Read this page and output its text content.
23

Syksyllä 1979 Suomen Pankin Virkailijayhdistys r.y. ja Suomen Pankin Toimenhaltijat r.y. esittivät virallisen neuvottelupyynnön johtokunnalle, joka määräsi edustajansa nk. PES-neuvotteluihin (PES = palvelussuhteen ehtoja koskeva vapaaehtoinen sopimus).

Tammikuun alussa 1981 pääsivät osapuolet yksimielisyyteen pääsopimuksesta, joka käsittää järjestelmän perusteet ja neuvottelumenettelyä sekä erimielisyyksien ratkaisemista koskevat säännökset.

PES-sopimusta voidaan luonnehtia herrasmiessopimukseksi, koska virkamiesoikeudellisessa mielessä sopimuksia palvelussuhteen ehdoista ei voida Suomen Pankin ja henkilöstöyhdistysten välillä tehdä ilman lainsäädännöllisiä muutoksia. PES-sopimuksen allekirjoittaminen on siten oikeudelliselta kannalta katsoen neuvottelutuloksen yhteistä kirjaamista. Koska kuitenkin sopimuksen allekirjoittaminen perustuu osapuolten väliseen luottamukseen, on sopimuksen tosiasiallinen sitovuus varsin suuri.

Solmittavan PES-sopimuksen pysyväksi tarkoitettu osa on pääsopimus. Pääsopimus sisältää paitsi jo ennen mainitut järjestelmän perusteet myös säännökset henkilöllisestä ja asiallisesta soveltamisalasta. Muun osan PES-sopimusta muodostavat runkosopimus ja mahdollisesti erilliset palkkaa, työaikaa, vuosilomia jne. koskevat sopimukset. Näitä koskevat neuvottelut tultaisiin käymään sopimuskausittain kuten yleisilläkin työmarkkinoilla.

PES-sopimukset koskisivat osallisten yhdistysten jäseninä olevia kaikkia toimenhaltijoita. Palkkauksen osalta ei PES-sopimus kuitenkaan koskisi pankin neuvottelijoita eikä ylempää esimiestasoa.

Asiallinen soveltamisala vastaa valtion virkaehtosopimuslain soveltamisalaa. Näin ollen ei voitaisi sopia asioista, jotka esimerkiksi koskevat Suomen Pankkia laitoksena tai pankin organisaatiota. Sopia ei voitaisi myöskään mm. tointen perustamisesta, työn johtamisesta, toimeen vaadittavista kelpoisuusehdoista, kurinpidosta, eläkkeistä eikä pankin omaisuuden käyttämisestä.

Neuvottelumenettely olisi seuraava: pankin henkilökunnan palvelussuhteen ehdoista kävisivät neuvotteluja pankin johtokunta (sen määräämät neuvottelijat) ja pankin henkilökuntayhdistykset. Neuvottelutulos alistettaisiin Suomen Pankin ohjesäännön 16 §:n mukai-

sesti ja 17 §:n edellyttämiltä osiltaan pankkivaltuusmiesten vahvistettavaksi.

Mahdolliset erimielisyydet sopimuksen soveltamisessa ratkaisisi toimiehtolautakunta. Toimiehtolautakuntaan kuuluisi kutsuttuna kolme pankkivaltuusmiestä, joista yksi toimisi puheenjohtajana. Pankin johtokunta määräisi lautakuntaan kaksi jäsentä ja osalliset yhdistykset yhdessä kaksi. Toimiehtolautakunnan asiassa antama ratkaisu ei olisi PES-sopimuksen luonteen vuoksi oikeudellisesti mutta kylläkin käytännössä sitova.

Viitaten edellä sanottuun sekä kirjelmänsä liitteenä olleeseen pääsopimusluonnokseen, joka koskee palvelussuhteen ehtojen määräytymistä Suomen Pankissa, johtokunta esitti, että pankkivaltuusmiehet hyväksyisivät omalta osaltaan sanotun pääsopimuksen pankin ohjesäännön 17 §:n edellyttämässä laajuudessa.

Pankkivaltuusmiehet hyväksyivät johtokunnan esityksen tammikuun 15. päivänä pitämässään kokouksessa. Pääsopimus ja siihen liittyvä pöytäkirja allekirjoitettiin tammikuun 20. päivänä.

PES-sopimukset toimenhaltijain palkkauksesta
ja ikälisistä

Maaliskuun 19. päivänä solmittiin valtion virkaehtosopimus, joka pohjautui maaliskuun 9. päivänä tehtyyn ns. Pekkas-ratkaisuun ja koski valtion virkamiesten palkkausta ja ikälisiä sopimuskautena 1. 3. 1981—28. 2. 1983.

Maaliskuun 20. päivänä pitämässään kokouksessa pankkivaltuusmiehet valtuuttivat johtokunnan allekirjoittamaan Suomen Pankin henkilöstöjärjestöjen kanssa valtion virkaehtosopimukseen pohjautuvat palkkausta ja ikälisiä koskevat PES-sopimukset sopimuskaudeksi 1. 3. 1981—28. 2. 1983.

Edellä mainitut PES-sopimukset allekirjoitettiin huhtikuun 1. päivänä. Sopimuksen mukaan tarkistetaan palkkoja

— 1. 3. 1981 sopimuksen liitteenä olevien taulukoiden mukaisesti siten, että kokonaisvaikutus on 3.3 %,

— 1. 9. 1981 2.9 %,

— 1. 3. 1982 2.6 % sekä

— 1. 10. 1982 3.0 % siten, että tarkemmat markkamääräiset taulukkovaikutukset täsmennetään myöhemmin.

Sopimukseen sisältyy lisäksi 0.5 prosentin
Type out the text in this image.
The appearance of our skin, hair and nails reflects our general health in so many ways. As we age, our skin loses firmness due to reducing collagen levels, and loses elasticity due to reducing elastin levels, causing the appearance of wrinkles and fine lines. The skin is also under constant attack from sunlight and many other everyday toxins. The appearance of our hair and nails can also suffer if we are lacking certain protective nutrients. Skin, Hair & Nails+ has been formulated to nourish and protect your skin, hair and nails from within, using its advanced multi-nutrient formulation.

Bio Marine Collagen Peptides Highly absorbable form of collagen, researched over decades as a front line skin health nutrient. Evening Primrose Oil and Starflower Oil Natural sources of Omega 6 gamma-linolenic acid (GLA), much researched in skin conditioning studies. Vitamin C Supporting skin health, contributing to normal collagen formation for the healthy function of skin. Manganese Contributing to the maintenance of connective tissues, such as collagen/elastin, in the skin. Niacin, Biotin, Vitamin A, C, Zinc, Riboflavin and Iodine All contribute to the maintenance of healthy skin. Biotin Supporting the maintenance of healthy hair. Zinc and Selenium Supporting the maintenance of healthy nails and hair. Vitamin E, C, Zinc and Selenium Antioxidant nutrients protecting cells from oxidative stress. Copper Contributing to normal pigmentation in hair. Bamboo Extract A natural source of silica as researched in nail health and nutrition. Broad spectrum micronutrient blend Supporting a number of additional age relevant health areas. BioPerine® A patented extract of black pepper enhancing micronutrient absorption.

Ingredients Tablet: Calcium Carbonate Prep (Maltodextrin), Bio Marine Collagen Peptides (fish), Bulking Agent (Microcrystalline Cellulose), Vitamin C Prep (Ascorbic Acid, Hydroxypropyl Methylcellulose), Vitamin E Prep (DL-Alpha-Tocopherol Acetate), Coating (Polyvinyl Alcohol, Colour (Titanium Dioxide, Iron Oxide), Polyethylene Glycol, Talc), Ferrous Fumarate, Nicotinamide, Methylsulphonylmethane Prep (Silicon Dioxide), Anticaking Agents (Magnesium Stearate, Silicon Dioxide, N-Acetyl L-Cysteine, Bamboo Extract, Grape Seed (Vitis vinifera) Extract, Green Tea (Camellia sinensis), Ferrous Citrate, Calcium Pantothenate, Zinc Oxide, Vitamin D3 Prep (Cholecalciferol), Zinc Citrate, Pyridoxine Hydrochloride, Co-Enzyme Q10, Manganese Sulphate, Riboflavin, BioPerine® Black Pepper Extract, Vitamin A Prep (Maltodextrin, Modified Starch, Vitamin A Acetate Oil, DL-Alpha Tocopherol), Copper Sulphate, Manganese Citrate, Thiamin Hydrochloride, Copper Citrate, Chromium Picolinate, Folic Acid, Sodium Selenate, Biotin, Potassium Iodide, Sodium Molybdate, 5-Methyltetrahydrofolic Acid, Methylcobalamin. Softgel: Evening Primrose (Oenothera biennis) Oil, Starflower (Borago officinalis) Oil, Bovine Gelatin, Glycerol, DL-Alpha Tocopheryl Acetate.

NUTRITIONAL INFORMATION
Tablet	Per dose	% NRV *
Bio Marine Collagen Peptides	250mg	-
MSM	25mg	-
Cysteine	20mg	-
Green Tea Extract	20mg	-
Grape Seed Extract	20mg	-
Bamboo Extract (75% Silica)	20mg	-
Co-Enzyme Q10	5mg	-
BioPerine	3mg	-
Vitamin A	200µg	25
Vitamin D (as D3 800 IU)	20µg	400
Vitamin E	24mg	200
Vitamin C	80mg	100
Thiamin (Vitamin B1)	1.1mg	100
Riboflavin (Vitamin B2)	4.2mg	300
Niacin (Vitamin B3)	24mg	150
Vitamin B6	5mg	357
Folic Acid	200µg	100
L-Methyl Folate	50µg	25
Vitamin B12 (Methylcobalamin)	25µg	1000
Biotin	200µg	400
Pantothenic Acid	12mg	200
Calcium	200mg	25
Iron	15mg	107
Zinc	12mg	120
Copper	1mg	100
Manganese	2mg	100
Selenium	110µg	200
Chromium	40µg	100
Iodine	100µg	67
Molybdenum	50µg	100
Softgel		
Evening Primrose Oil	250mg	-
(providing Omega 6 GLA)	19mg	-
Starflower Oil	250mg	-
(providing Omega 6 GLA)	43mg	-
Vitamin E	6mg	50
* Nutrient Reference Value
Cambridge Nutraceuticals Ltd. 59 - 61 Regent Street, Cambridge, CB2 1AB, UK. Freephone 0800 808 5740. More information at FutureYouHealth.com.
# # # # # # #
Copy out every line from the data above that has "johtokunnan" in it.

Pankkivaltuusmiehet hyväksyivät johtokunnan esityksen tammikuun 15. päivänä pitämässään kokouksessa. Pääsopimus ja siihen liittyvä pöytäkirja allekirjoitettiin tammikuun 20. päivänä.
Maaliskuun 20. päivänä pitämässään kokouksessa pankkivaltuusmiehet valtuuttivat johtokunnan allekirjoittamaan Suomen Pankin henkilöstöjärjestöjen kanssa valtion virkaehtosopimukseen pohjautuvat palkkausta ja ikälisiä koskevat PES-sopimukset sopimuskaudeksi 1. 3. 1981—28. 2. 1983.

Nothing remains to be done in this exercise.